**Stated problem:** Extract the full set of records, then give each one again exactly.

**Exercise inputs:**
=-=-=-=-=

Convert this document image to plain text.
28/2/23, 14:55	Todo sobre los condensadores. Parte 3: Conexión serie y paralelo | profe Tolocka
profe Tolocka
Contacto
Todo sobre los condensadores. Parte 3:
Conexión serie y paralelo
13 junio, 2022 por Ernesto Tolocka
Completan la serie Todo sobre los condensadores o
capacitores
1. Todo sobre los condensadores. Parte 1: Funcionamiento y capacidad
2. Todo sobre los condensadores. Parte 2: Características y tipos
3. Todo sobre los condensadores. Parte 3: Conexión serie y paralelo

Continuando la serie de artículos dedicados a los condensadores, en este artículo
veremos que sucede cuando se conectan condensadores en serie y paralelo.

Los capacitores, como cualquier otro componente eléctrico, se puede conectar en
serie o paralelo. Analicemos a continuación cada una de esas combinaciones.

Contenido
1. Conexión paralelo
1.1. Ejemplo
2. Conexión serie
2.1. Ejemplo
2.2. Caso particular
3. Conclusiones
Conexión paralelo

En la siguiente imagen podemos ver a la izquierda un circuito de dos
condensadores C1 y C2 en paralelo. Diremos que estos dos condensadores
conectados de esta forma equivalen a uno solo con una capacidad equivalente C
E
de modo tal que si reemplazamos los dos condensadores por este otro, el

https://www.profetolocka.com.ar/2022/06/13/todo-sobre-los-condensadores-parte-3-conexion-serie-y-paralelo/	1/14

=-=-=-=-=

**Correct result:**
Convert this document image to plain text.
28/2/23, 14:55	Todo sobre los condensadores. Parte 3: Conexión serie y paralelo | profe Tolocka
profe Tolocka
Contacto
Todo sobre los condensadores. Parte 3:
Conexión serie y paralelo
13 junio, 2022 por Ernesto Tolocka
Completan la serie Todo sobre los condensadores o
capacitores
1. Todo sobre los condensadores. Parte 1: Funcionamiento y capacidad
2. Todo sobre los condensadores. Parte 2: Características y tipos
3. Todo sobre los condensadores. Parte 3: Conexión serie y paralelo

Continuando la serie de artículos dedicados a los condensadores, en este artículo
veremos que sucede cuando se conectan condensadores en serie y paralelo.

Los capacitores, como cualquier otro componente eléctrico, se puede conectar en
serie o paralelo. Analicemos a continuación cada una de esas combinaciones.

Contenido
1. Conexión paralelo
1.1. Ejemplo
2. Conexión serie
2.1. Ejemplo
2.2. Caso particular
3. Conclusiones
Conexión paralelo

En la siguiente imagen podemos ver a la izquierda un circuito de dos
condensadores C1 y C2 en paralelo. Diremos que estos dos condensadores
conectados de esta forma equivalen a uno solo con una capacidad equivalente C
E
de modo tal que si reemplazamos los dos condensadores por este otro, el

https://www.profetolocka.com.ar/2022/06/13/todo-sobre-los-condensadores-parte-3-conexion-serie-y-paralelo/	1/14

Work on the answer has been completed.